### Task details
Reproduce all entries precisely as they are written.

### Data listing
══════════════════════════════
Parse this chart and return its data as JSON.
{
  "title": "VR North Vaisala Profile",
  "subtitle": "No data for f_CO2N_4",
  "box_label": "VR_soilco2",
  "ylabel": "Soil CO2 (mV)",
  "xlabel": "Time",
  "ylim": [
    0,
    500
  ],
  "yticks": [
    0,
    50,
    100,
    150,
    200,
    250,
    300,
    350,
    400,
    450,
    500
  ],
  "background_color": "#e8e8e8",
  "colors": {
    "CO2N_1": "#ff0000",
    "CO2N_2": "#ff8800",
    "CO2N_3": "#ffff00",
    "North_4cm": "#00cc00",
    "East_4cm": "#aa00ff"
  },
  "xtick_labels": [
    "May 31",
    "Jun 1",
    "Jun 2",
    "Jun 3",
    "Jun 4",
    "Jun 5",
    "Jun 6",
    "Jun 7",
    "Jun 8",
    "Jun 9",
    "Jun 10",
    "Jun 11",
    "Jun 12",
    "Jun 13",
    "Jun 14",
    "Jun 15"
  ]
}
══════════════════════════════
### Final answer
Parse this chart and return its data as JSON.
{
  "title": "VR North Vaisala Profile",
  "subtitle": "No data for f_CO2N_4",
  "box_label": "VR_soilco2",
  "ylabel": "Soil CO2 (mV)",
  "xlabel": "Time",
  "ylim": [
    0,
    500
  ],
  "yticks": [
    0,
    50,
    100,
    150,
    200,
    250,
    300,
    350,
    400,
    450,
    500
  ],
  "background_color": "#e8e8e8",
  "colors": {
    "CO2N_1": "#ff0000",
    "CO2N_2": "#ff8800",
    "CO2N_3": "#ffff00",
    "North_4cm": "#00cc00",
    "East_4cm": "#aa00ff"
  },
  "xtick_labels": [
    "May 31",
    "Jun 1",
    "Jun 2",
    "Jun 3",
    "Jun 4",
    "Jun 5",
    "Jun 6",
    "Jun 7",
    "Jun 8",
    "Jun 9",
    "Jun 10",
    "Jun 11",
    "Jun 12",
    "Jun 13",
    "Jun 14",
    "Jun 15"
  ]
}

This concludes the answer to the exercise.